*Part of a data file*.
————

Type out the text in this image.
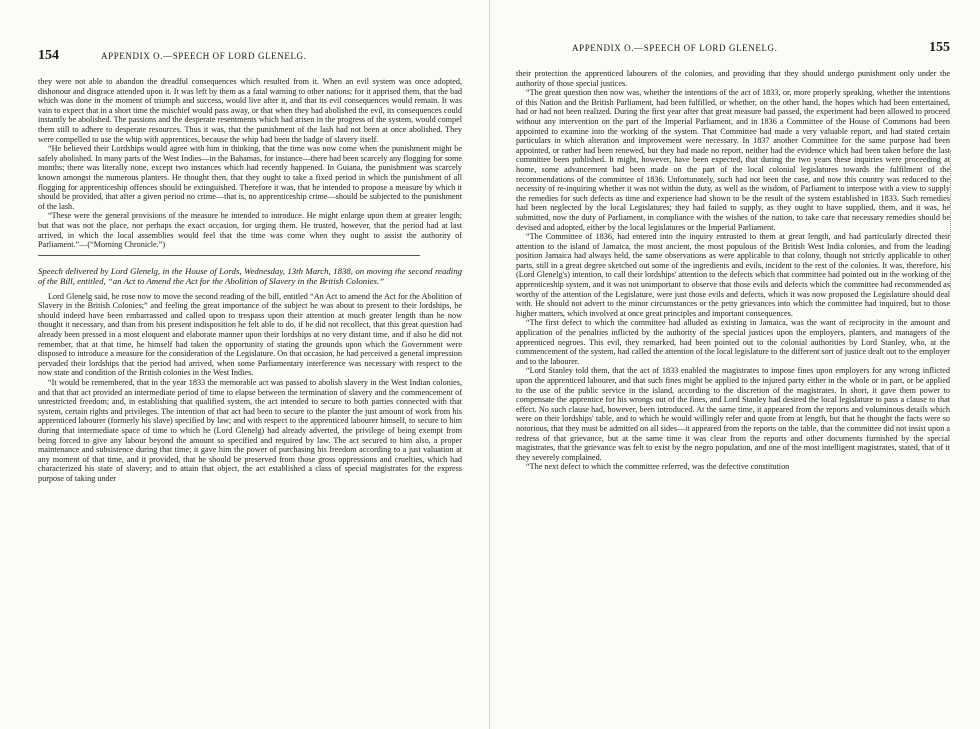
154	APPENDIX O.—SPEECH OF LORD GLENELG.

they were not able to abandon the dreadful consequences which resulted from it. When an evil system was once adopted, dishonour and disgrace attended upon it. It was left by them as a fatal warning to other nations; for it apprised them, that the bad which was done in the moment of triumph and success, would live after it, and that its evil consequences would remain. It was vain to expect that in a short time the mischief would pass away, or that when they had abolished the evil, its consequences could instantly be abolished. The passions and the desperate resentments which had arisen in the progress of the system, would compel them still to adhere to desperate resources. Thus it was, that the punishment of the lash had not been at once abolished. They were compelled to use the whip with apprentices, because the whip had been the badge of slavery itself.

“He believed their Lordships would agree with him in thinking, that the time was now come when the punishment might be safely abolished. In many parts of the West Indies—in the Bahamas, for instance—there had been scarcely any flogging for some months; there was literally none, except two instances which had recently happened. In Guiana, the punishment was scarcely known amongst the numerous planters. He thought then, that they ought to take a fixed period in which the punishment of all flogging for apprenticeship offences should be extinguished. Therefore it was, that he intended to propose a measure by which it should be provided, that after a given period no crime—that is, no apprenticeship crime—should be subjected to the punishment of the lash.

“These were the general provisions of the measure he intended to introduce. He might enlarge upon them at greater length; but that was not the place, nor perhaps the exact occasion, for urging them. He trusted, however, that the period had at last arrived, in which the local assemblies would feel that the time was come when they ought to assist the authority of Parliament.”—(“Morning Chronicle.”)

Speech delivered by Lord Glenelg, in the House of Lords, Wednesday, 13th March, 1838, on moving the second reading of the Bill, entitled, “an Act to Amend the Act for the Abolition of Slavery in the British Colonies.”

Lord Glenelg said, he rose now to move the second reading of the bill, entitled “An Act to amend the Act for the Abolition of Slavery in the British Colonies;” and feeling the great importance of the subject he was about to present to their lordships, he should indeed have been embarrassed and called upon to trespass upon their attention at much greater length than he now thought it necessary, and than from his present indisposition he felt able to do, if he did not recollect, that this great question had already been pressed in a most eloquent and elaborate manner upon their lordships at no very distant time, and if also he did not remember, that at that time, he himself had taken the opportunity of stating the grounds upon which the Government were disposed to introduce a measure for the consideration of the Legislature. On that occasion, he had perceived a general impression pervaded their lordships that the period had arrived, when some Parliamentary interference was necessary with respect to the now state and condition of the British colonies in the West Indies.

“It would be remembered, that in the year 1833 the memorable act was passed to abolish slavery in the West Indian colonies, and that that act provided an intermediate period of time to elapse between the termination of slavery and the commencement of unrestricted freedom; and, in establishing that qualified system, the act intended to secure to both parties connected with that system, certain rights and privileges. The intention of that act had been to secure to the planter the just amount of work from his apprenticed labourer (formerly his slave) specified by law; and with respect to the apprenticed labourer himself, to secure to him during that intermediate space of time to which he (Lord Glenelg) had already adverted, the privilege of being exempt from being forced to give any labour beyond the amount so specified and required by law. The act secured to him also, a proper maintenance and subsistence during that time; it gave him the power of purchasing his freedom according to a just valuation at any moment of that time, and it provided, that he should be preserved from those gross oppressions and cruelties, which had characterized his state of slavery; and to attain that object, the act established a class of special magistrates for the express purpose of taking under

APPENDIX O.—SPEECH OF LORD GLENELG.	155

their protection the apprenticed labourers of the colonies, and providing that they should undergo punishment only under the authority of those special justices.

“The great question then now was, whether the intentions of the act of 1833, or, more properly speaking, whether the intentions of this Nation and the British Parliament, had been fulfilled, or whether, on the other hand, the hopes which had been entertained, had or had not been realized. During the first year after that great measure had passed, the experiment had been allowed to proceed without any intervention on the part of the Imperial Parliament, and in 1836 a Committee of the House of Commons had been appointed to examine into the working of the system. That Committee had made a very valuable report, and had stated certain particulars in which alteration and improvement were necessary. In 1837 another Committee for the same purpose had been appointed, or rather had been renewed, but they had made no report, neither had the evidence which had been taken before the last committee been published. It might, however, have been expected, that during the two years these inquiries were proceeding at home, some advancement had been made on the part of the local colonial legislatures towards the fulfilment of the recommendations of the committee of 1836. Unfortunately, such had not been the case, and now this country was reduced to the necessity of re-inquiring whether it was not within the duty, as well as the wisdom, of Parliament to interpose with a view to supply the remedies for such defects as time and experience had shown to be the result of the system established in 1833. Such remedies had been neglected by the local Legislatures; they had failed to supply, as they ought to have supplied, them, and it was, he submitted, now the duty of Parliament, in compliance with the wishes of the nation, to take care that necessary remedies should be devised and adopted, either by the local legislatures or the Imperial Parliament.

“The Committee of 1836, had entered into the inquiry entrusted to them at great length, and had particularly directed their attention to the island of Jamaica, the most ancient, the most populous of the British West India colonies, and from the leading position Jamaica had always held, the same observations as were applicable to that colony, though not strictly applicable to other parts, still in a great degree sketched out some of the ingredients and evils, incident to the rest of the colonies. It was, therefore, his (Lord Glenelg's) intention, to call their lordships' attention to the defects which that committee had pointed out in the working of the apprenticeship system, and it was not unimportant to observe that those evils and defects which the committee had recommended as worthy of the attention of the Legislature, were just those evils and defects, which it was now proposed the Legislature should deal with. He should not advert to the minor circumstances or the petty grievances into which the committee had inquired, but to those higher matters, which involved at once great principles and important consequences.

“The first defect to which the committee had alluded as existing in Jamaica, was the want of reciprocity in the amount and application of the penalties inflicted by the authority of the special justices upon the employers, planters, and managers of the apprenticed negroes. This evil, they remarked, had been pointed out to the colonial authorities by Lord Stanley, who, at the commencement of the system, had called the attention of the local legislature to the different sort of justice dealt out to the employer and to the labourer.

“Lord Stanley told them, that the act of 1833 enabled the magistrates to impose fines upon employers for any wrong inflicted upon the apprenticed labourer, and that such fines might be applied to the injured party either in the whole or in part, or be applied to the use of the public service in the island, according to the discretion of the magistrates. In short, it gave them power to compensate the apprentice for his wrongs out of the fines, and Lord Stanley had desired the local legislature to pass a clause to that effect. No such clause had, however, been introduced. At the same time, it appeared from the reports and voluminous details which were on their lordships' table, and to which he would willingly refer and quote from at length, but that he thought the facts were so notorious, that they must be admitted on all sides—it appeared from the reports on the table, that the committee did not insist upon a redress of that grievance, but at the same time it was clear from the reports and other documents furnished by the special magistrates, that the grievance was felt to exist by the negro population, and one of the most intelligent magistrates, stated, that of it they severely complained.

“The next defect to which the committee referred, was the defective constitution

————

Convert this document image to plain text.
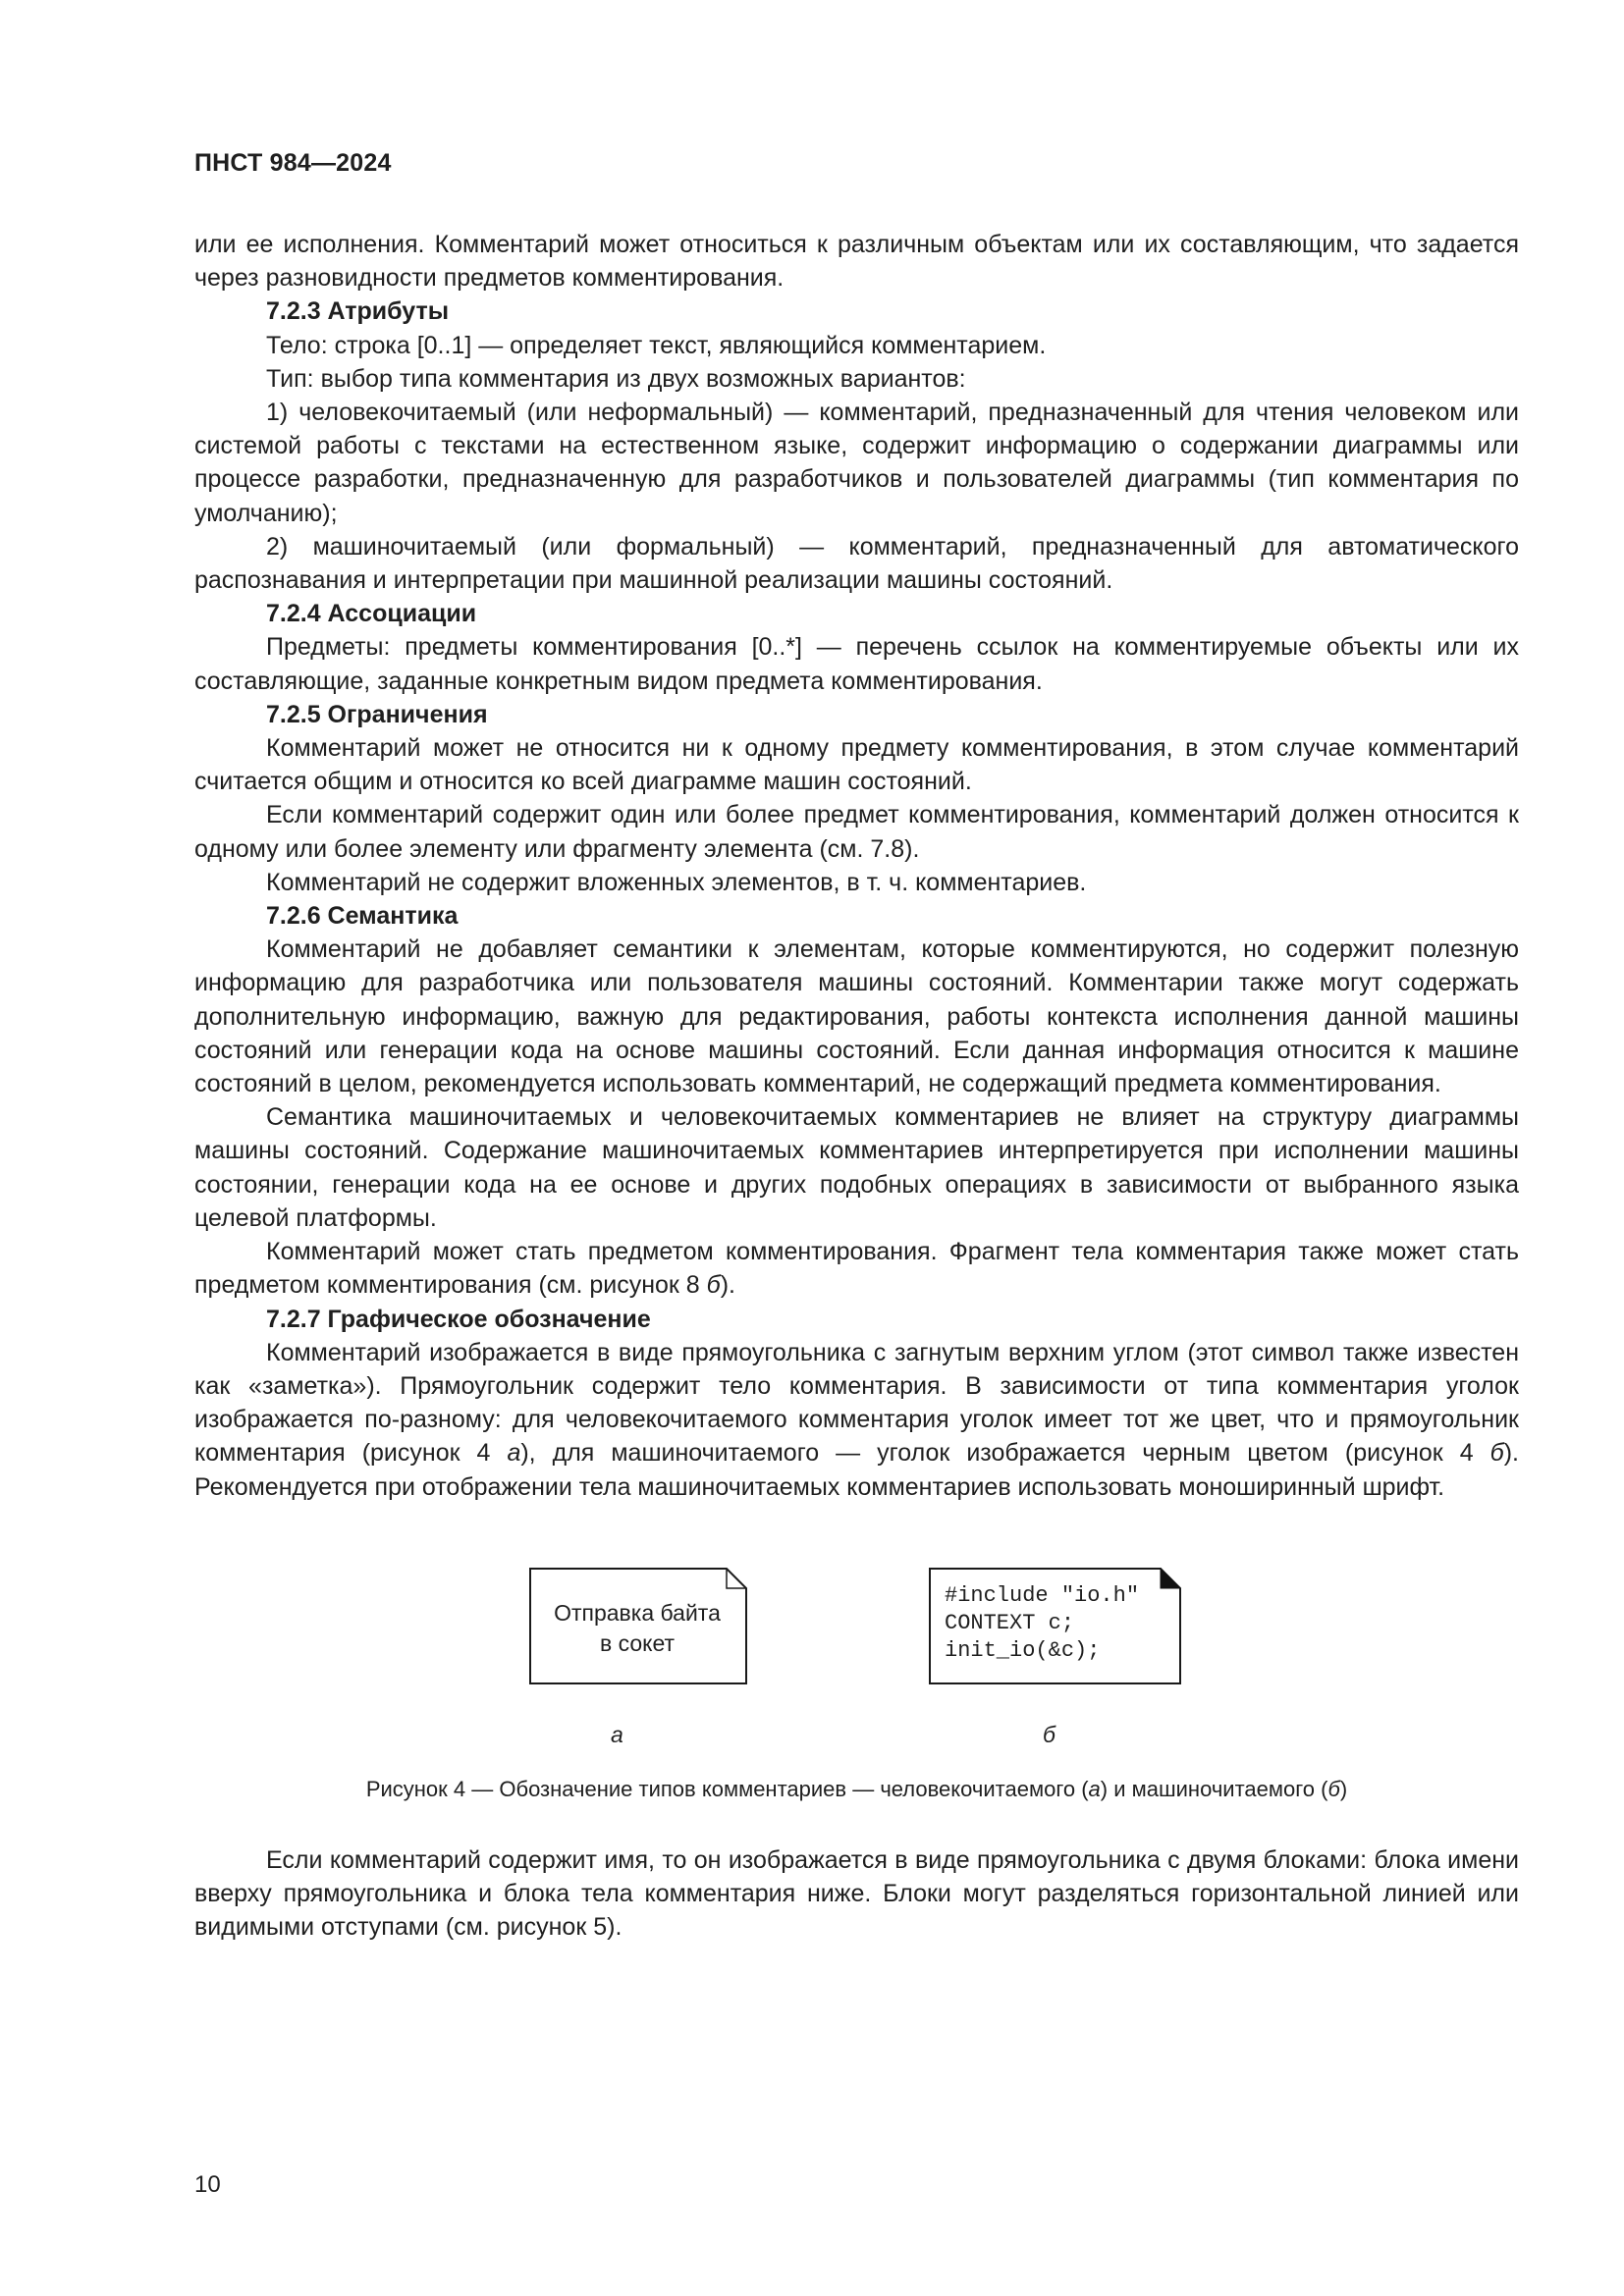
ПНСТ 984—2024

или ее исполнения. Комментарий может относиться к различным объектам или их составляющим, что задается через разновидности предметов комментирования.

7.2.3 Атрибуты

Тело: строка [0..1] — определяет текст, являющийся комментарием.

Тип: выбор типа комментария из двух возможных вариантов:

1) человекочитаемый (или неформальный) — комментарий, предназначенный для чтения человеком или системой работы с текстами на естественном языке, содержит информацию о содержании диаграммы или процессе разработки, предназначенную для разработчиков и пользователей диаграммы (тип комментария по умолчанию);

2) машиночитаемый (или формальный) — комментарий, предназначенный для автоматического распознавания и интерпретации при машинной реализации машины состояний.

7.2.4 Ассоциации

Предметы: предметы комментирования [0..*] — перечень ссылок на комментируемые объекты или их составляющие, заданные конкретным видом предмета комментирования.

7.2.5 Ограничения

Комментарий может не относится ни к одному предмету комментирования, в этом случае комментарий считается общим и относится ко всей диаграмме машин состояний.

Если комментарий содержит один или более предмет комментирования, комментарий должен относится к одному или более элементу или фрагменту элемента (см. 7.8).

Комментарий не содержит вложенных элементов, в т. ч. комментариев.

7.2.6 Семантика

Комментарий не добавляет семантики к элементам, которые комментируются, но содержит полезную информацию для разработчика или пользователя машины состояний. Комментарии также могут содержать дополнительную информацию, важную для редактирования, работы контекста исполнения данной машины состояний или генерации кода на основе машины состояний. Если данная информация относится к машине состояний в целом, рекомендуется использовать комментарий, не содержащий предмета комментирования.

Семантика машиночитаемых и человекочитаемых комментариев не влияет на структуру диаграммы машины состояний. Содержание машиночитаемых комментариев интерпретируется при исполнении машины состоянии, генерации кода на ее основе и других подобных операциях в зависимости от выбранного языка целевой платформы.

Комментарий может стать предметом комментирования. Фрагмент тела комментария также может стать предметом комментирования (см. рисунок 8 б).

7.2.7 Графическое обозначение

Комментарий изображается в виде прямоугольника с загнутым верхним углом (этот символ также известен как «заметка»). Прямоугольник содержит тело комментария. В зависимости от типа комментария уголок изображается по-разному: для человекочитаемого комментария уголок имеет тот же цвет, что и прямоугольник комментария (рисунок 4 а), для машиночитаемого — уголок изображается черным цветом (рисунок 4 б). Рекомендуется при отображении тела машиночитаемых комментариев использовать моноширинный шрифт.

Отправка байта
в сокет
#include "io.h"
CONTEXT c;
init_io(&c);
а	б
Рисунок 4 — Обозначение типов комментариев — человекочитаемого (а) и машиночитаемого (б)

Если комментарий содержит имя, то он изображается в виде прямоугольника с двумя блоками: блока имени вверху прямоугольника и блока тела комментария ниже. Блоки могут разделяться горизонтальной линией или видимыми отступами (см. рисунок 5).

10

————

Whichever lines contain the string "состояний", select and copy them.

*Solution*.
2) машиночитаемый (или формальный) — комментарий, предназначенный для автоматического распознавания и интерпретации при машинной реализации машины состояний.
Комментарий может не относится ни к одному предмету комментирования, в этом случае комментарий считается общим и относится ко всей диаграмме машин состояний.
Комментарий не добавляет семантики к элементам, которые комментируются, но содержит полезную информацию для разработчика или пользователя машины состояний. Комментарии также могут содержать дополнительную информацию, важную для редактирования, работы контекста исполнения данной машины состояний или генерации кода на основе машины состояний. Если данная информация относится к машине состояний в целом, рекомендуется использовать комментарий, не содержащий предмета комментирования.
Семантика машиночитаемых и человекочитаемых комментариев не влияет на структуру диаграммы машины состояний. Содержание машиночитаемых комментариев интерпретируется при исполнении машины состоянии, генерации кода на ее основе и других подобных операциях в зависимости от выбранного языка целевой платформы.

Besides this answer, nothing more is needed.